**Exercise prompt:** Everything in the listing except the pictures should be written out exactly.
-------- Record list
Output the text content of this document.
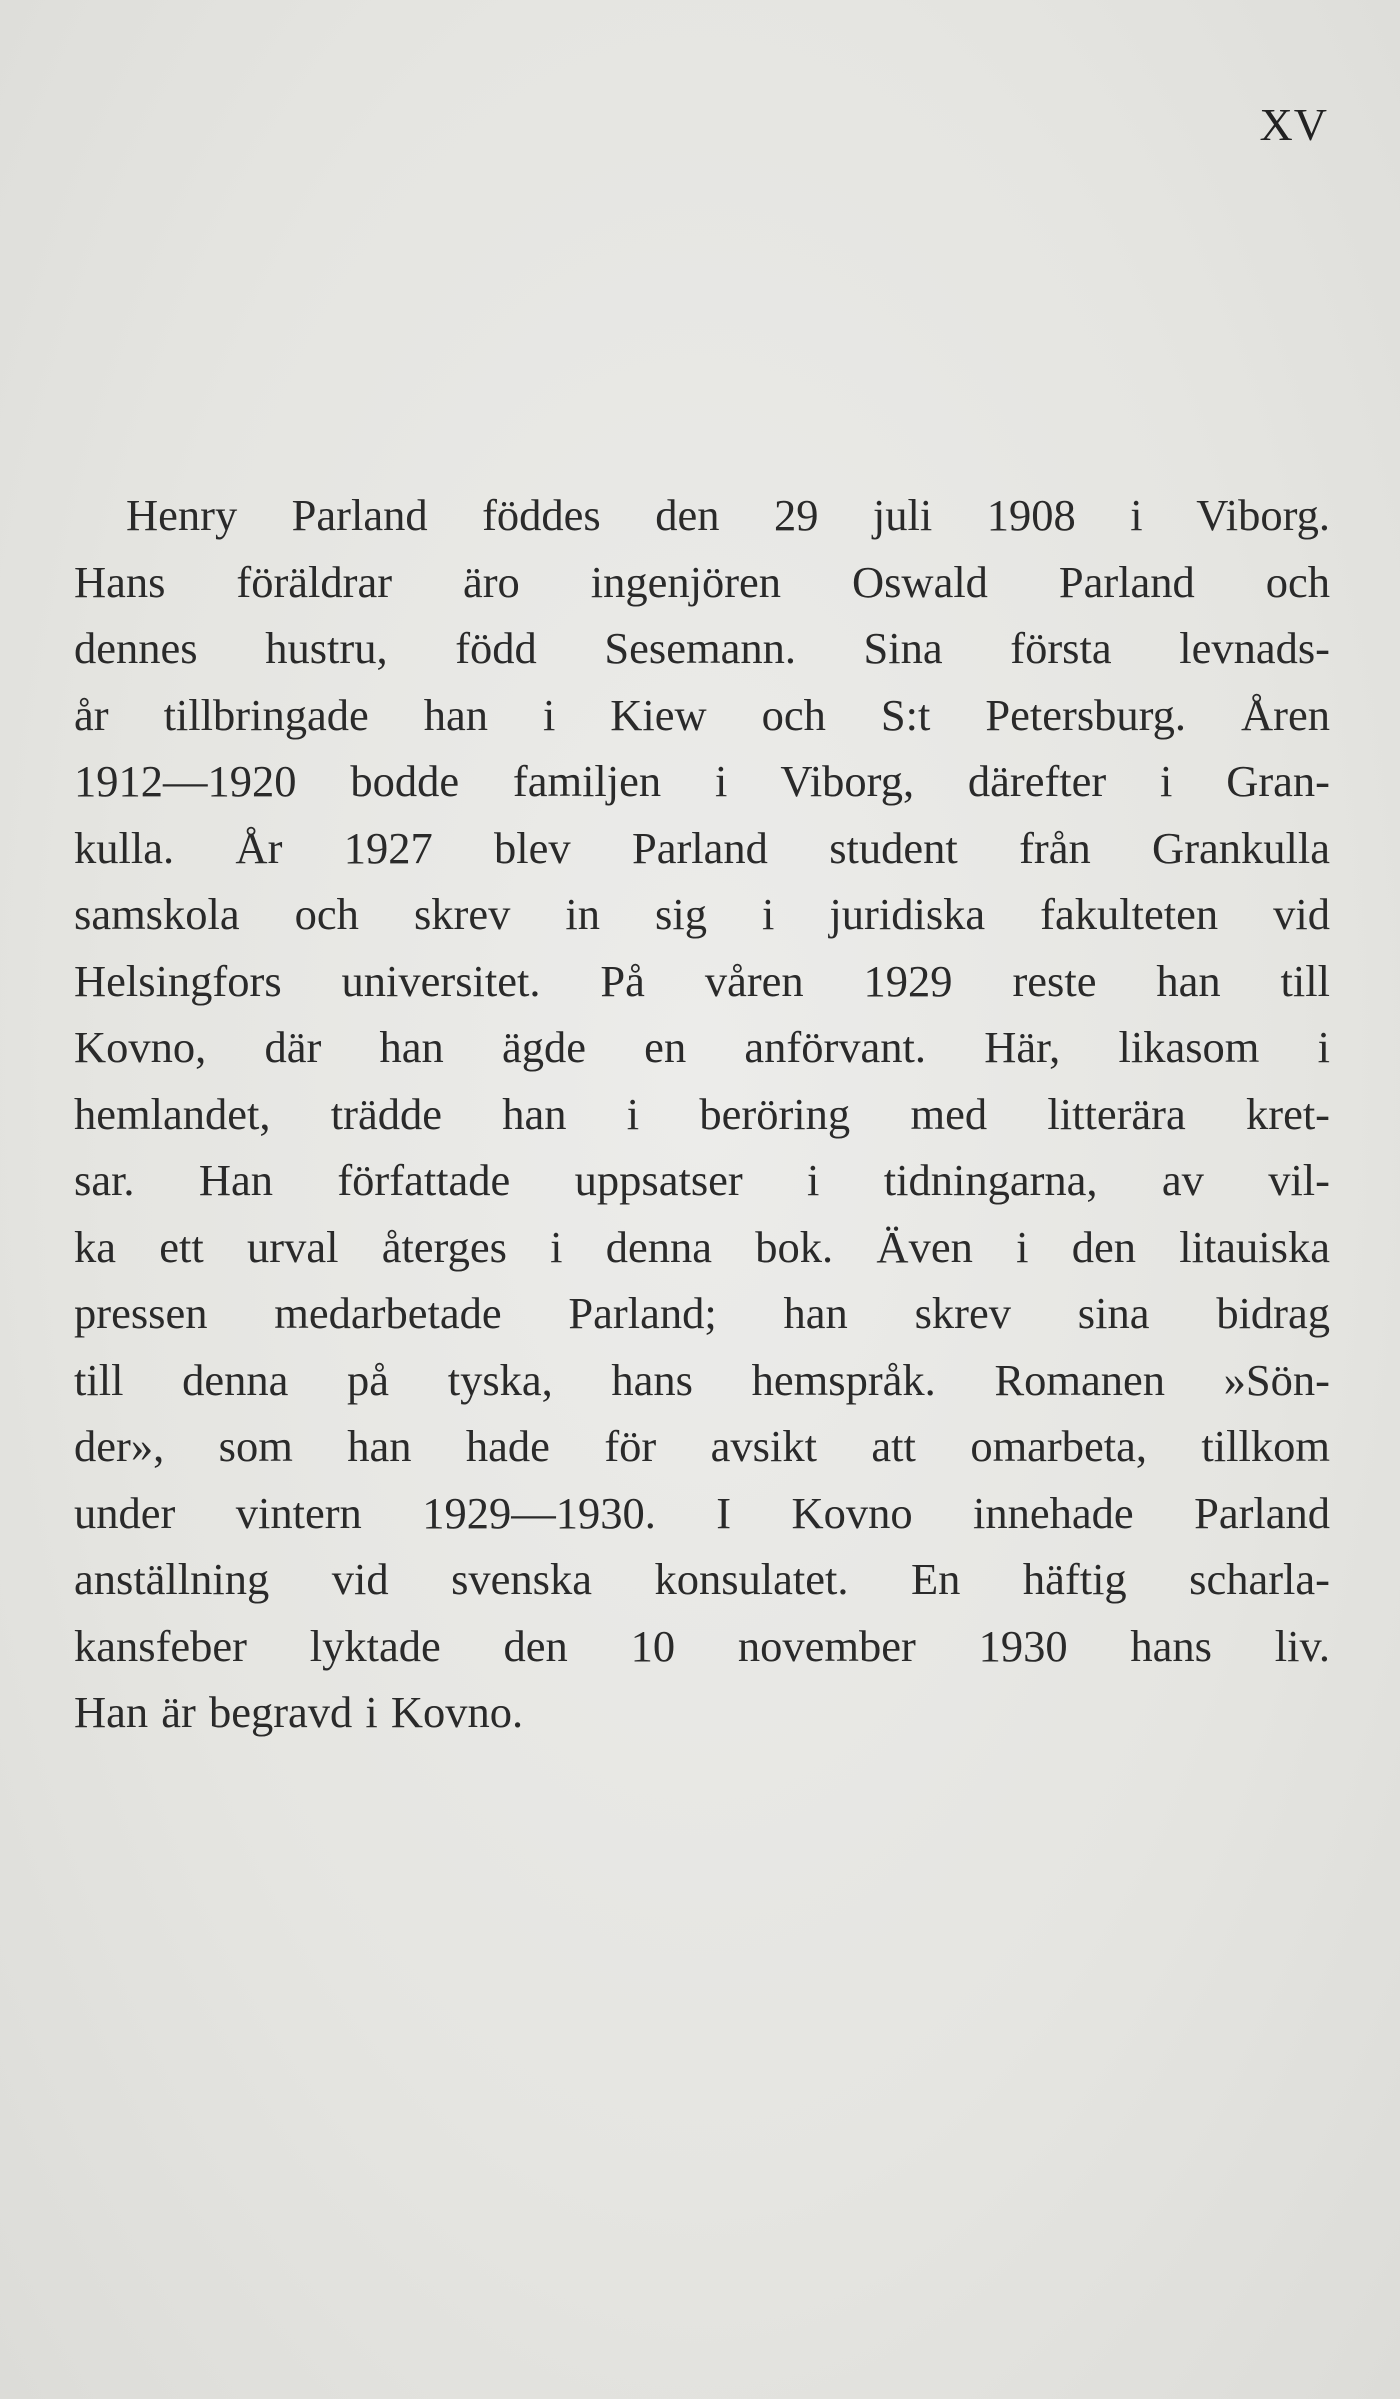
XV
Henry Parland föddes den 29 juli 1908 i Viborg.
Hans föräldrar äro ingenjören Oswald Parland och
dennes hustru, född Sesemann. Sina första levnads-
år tillbringade han i Kiew och S:t Petersburg. Åren
1912—1920 bodde familjen i Viborg, därefter i Gran-
kulla. År 1927 blev Parland student från Grankulla
samskola och skrev in sig i juridiska fakulteten vid
Helsingfors universitet. På våren 1929 reste han till
Kovno, där han ägde en anförvant. Här, likasom i
hemlandet, trädde han i beröring med litterära kret-
sar. Han författade uppsatser i tidningarna, av vil-
ka ett urval återges i denna bok. Även i den litauiska
pressen medarbetade Parland; han skrev sina bidrag
till denna på tyska, hans hemspråk. Romanen »Sön-
der», som han hade för avsikt att omarbeta, tillkom
under vintern 1929—1930. I Kovno innehade Parland
anställning vid svenska konsulatet. En häftig scharla-
kansfeber lyktade den 10 november 1930 hans liv.
Han är begravd i Kovno.
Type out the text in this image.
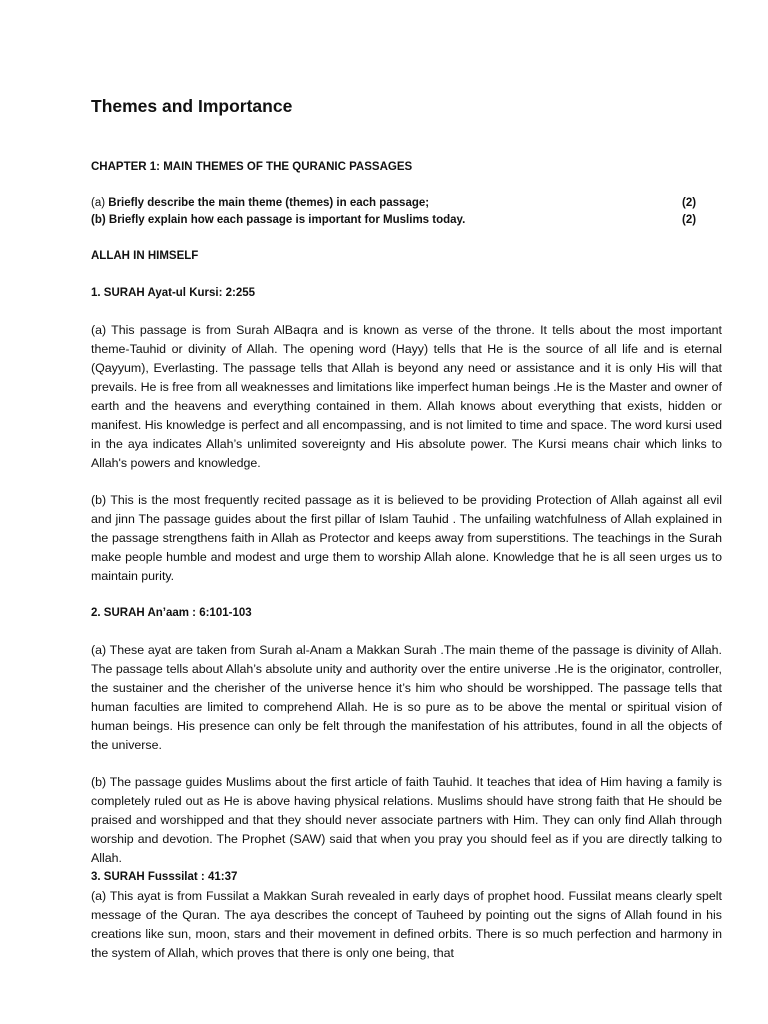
Themes and Importance

CHAPTER 1: MAIN THEMES OF THE QURANIC PASSAGES

(a) Briefly describe the main theme (themes) in each passage;	(2)
(b) Briefly explain how each passage is important for Muslims today.	(2)

ALLAH IN HIMSELF

1. SURAH Ayat-ul Kursi: 2:255

(a) This passage is from Surah AlBaqra and is known as verse of the throne. It tells about the most important theme-Tauhid or divinity of Allah. The opening word (Hayy) tells that He is the source of all life and is eternal (Qayyum), Everlasting. The passage tells that Allah is beyond any need or assistance and it is only His will that prevails. He is free from all weaknesses and limitations like imperfect human beings .He is the Master and owner of earth and the heavens and everything contained in them. Allah knows about everything that exists, hidden or manifest. His knowledge is perfect and all encompassing, and is not limited to time and space. The word kursi used in the aya indicates Allah’s unlimited sovereignty and His absolute power. The Kursi means chair which links to Allah's powers and knowledge.

(b) This is the most frequently recited passage as it is believed to be providing Protection of Allah against all evil and jinn The passage guides about the first pillar of Islam Tauhid . The unfailing watchfulness of Allah explained in the passage strengthens faith in Allah as Protector and keeps away from superstitions. The teachings in the Surah make people humble and modest and urge them to worship Allah alone. Knowledge that he is all seen urges us to maintain purity.

2. SURAH An’aam : 6:101-103

(a) These ayat are taken from Surah al-Anam a Makkan Surah .The main theme of the passage is divinity of Allah. The passage tells about Allah’s absolute unity and authority over the entire universe .He is the originator, controller, the sustainer and the cherisher of the universe hence it’s him who should be worshipped. The passage tells that human faculties are limited to comprehend Allah. He is so pure as to be above the mental or spiritual vision of human beings. His presence can only be felt through the manifestation of his attributes, found in all the objects of the universe.

(b) The passage guides Muslims about the first article of faith Tauhid. It teaches that idea of Him having a family is completely ruled out as He is above having physical relations. Muslims should have strong faith that He should be praised and worshipped and that they should never associate partners with Him. They can only find Allah through worship and devotion. The Prophet (SAW) said that when you pray you should feel as if you are directly talking to Allah.

3. SURAH Fusssilat : 41:37

(a) This ayat is from Fussilat a Makkan Surah revealed in early days of prophet hood. Fussilat means clearly spelt message of the Quran. The aya describes the concept of Tauheed by pointing out the signs of Allah found in his creations like sun, moon, stars and their movement in defined orbits. There is so much perfection and harmony in the system of Allah, which proves that there is only one being, that
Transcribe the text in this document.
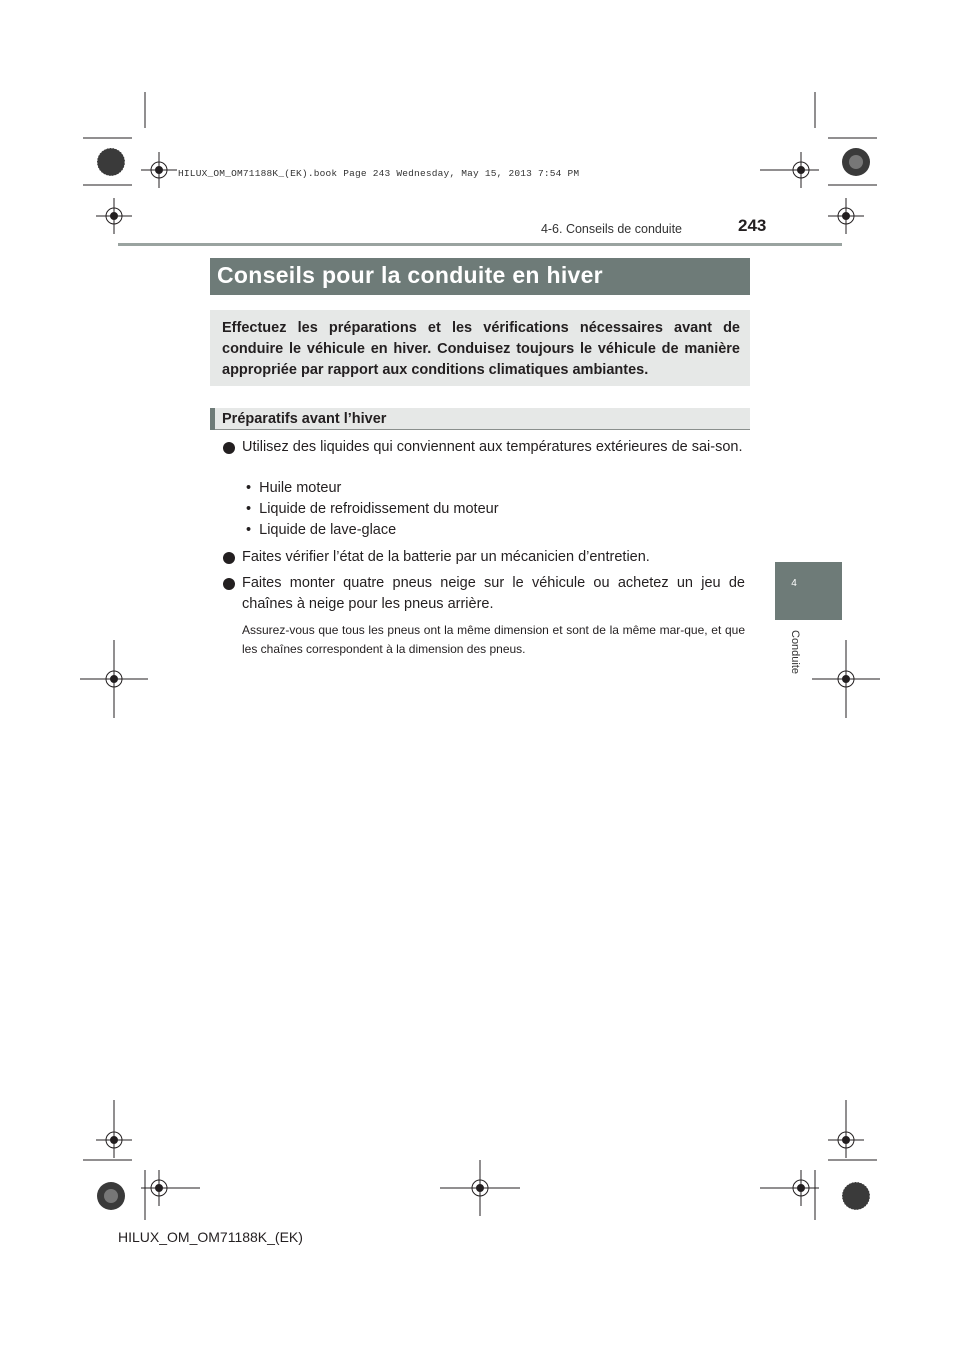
HILUX_OM_OM71188K_(EK).book Page 243 Wednesday, May 15, 2013 7:54 PM
4-6. Conseils de conduite	243
4
Conduite
Conseils pour la conduite en hiver
Effectuez les préparations et les vérifications nécessaires avant de conduire le véhicule en hiver. Conduisez toujours le véhicule de manière appropriée par rapport aux conditions climatiques ambiantes.
Préparatifs avant l’hiver
Utilisez des liquides qui conviennent aux températures extérieures de sai-son.
•  Huile moteur
•  Liquide de refroidissement du moteur
•  Liquide de lave-glace
Faites vérifier l’état de la batterie par un mécanicien d’entretien.
Faites monter quatre pneus neige sur le véhicule ou achetez un jeu de chaînes à neige pour les pneus arrière.
Assurez-vous que tous les pneus ont la même dimension et sont de la même mar-que, et que les chaînes correspondent à la dimension des pneus.
HILUX_OM_OM71188K_(EK)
----------------
**Reply:**
Output the text content of this document.
XV
Henry Parland föddes den 29 juli 1908 i Viborg.
Hans föräldrar äro ingenjören Oswald Parland och
dennes hustru, född Sesemann. Sina första levnads-
år tillbringade han i Kiew och S:t Petersburg. Åren
1912—1920 bodde familjen i Viborg, därefter i Gran-
kulla. År 1927 blev Parland student från Grankulla
samskola och skrev in sig i juridiska fakulteten vid
Helsingfors universitet. På våren 1929 reste han till
Kovno, där han ägde en anförvant. Här, likasom i
hemlandet, trädde han i beröring med litterära kret-
sar. Han författade uppsatser i tidningarna, av vil-
ka ett urval återges i denna bok. Även i den litauiska
pressen medarbetade Parland; han skrev sina bidrag
till denna på tyska, hans hemspråk. Romanen »Sön-
der», som han hade för avsikt att omarbeta, tillkom
under vintern 1929—1930. I Kovno innehade Parland
anställning vid svenska konsulatet. En häftig scharla-
kansfeber lyktade den 10 november 1930 hans liv.
Han är begravd i Kovno.
Type out the text in this image.
Themes and Importance

CHAPTER 1: MAIN THEMES OF THE QURANIC PASSAGES

(a) Briefly describe the main theme (themes) in each passage;	(2)
(b) Briefly explain how each passage is important for Muslims today.	(2)

ALLAH IN HIMSELF

1. SURAH Ayat-ul Kursi: 2:255

(a) This passage is from Surah AlBaqra and is known as verse of the throne. It tells about the most important theme-Tauhid or divinity of Allah. The opening word (Hayy) tells that He is the source of all life and is eternal (Qayyum), Everlasting. The passage tells that Allah is beyond any need or assistance and it is only His will that prevails. He is free from all weaknesses and limitations like imperfect human beings .He is the Master and owner of earth and the heavens and everything contained in them. Allah knows about everything that exists, hidden or manifest. His knowledge is perfect and all encompassing, and is not limited to time and space. The word kursi used in the aya indicates Allah’s unlimited sovereignty and His absolute power. The Kursi means chair which links to Allah's powers and knowledge.

(b) This is the most frequently recited passage as it is believed to be providing Protection of Allah against all evil and jinn The passage guides about the first pillar of Islam Tauhid . The unfailing watchfulness of Allah explained in the passage strengthens faith in Allah as Protector and keeps away from superstitions. The teachings in the Surah make people humble and modest and urge them to worship Allah alone. Knowledge that he is all seen urges us to maintain purity.

2. SURAH An’aam : 6:101-103

(a) These ayat are taken from Surah al-Anam a Makkan Surah .The main theme of the passage is divinity of Allah. The passage tells about Allah’s absolute unity and authority over the entire universe .He is the originator, controller, the sustainer and the cherisher of the universe hence it’s him who should be worshipped. The passage tells that human faculties are limited to comprehend Allah. He is so pure as to be above the mental or spiritual vision of human beings. His presence can only be felt through the manifestation of his attributes, found in all the objects of the universe.

(b) The passage guides Muslims about the first article of faith Tauhid. It teaches that idea of Him having a family is completely ruled out as He is above having physical relations. Muslims should have strong faith that He should be praised and worshipped and that they should never associate partners with Him. They can only find Allah through worship and devotion. The Prophet (SAW) said that when you pray you should feel as if you are directly talking to Allah.

3. SURAH Fusssilat : 41:37

(a) This ayat is from Fussilat a Makkan Surah revealed in early days of prophet hood. Fussilat means clearly spelt message of the Quran. The aya describes the concept of Tauheed by pointing out the signs of Allah found in his creations like sun, moon, stars and their movement in defined orbits. There is so much perfection and harmony in the system of Allah, which proves that there is only one being, that
Transcribe the text in this document.
HILUX_OM_OM71188K_(EK).book Page 243 Wednesday, May 15, 2013 7:54 PM
4-6. Conseils de conduite	243
4
Conduite
Conseils pour la conduite en hiver
Effectuez les préparations et les vérifications nécessaires avant de conduire le véhicule en hiver. Conduisez toujours le véhicule de manière appropriée par rapport aux conditions climatiques ambiantes.
Préparatifs avant l’hiver
Utilisez des liquides qui conviennent aux températures extérieures de sai-son.
•  Huile moteur
•  Liquide de refroidissement du moteur
•  Liquide de lave-glace
Faites vérifier l’état de la batterie par un mécanicien d’entretien.
Faites monter quatre pneus neige sur le véhicule ou achetez un jeu de chaînes à neige pour les pneus arrière.
Assurez-vous que tous les pneus ont la même dimension et sont de la même mar-que, et que les chaînes correspondent à la dimension des pneus.
HILUX_OM_OM71188K_(EK)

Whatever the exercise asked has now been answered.